### Written problem
All material below is to be reproduced exactly.

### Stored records
## START
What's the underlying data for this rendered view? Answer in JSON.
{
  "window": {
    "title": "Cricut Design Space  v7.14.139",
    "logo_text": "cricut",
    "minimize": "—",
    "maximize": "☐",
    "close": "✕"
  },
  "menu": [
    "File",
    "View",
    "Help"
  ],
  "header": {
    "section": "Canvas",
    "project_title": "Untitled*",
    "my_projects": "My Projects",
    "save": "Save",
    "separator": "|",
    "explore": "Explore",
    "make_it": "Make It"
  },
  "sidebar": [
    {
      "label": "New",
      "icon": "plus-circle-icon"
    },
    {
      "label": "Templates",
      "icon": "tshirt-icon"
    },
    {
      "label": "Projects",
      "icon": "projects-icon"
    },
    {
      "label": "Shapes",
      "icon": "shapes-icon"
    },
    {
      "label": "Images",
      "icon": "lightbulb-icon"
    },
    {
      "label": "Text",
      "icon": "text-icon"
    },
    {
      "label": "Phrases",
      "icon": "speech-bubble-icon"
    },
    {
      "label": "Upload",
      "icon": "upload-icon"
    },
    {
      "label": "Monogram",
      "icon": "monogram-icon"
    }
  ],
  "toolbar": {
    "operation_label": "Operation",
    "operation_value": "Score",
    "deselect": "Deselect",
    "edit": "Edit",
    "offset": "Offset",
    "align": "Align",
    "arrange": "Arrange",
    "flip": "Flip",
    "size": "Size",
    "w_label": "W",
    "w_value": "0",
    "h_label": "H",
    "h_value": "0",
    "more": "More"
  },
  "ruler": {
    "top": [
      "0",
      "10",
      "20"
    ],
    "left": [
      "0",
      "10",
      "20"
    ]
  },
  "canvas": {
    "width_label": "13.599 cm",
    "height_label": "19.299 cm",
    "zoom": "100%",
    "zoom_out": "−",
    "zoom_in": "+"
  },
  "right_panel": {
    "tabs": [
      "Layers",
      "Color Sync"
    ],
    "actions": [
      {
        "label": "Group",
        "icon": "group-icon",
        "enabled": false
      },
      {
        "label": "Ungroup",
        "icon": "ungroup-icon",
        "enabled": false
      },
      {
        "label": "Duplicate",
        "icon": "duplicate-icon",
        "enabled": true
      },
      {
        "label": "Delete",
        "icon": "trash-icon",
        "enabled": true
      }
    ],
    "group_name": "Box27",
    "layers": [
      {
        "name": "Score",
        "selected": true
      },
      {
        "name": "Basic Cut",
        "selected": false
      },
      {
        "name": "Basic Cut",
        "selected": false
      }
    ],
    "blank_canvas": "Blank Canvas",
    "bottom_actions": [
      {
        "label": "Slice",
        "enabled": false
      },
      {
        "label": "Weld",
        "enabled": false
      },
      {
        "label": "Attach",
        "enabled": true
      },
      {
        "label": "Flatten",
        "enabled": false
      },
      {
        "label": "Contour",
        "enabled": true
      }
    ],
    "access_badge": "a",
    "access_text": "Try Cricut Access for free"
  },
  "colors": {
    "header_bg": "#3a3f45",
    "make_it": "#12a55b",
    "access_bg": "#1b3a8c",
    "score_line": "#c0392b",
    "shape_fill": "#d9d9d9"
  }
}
## END
### Result of this task
What's the underlying data for this rendered view? Answer in JSON.
{
  "window": {
    "title": "Cricut Design Space  v7.14.139",
    "logo_text": "cricut",
    "minimize": "—",
    "maximize": "☐",
    "close": "✕"
  },
  "menu": [
    "File",
    "View",
    "Help"
  ],
  "header": {
    "section": "Canvas",
    "project_title": "Untitled*",
    "my_projects": "My Projects",
    "save": "Save",
    "separator": "|",
    "explore": "Explore",
    "make_it": "Make It"
  },
  "sidebar": [
    {
      "label": "New",
      "icon": "plus-circle-icon"
    },
    {
      "label": "Templates",
      "icon": "tshirt-icon"
    },
    {
      "label": "Projects",
      "icon": "projects-icon"
    },
    {
      "label": "Shapes",
      "icon": "shapes-icon"
    },
    {
      "label": "Images",
      "icon": "lightbulb-icon"
    },
    {
      "label": "Text",
      "icon": "text-icon"
    },
    {
      "label": "Phrases",
      "icon": "speech-bubble-icon"
    },
    {
      "label": "Upload",
      "icon": "upload-icon"
    },
    {
      "label": "Monogram",
      "icon": "monogram-icon"
    }
  ],
  "toolbar": {
    "operation_label": "Operation",
    "operation_value": "Score",
    "deselect": "Deselect",
    "edit": "Edit",
    "offset": "Offset",
    "align": "Align",
    "arrange": "Arrange",
    "flip": "Flip",
    "size": "Size",
    "w_label": "W",
    "w_value": "0",
    "h_label": "H",
    "h_value": "0",
    "more": "More"
  },
  "ruler": {
    "top": [
      "0",
      "10",
      "20"
    ],
    "left": [
      "0",
      "10",
      "20"
    ]
  },
  "canvas": {
    "width_label": "13.599 cm",
    "height_label": "19.299 cm",
    "zoom": "100%",
    "zoom_out": "−",
    "zoom_in": "+"
  },
  "right_panel": {
    "tabs": [
      "Layers",
      "Color Sync"
    ],
    "actions": [
      {
        "label": "Group",
        "icon": "group-icon",
        "enabled": false
      },
      {
        "label": "Ungroup",
        "icon": "ungroup-icon",
        "enabled": false
      },
      {
        "label": "Duplicate",
        "icon": "duplicate-icon",
        "enabled": true
      },
      {
        "label": "Delete",
        "icon": "trash-icon",
        "enabled": true
      }
    ],
    "group_name": "Box27",
    "layers": [
      {
        "name": "Score",
        "selected": true
      },
      {
        "name": "Basic Cut",
        "selected": false
      },
      {
        "name": "Basic Cut",
        "selected": false
      }
    ],
    "blank_canvas": "Blank Canvas",
    "bottom_actions": [
      {
        "label": "Slice",
        "enabled": false
      },
      {
        "label": "Weld",
        "enabled": false
      },
      {
        "label": "Attach",
        "enabled": true
      },
      {
        "label": "Flatten",
        "enabled": false
      },
      {
        "label": "Contour",
        "enabled": true
      }
    ],
    "access_badge": "a",
    "access_text": "Try Cricut Access for free"
  },
  "colors": {
    "header_bg": "#3a3f45",
    "make_it": "#12a55b",
    "access_bg": "#1b3a8c",
    "score_line": "#c0392b",
    "shape_fill": "#d9d9d9"
  }
}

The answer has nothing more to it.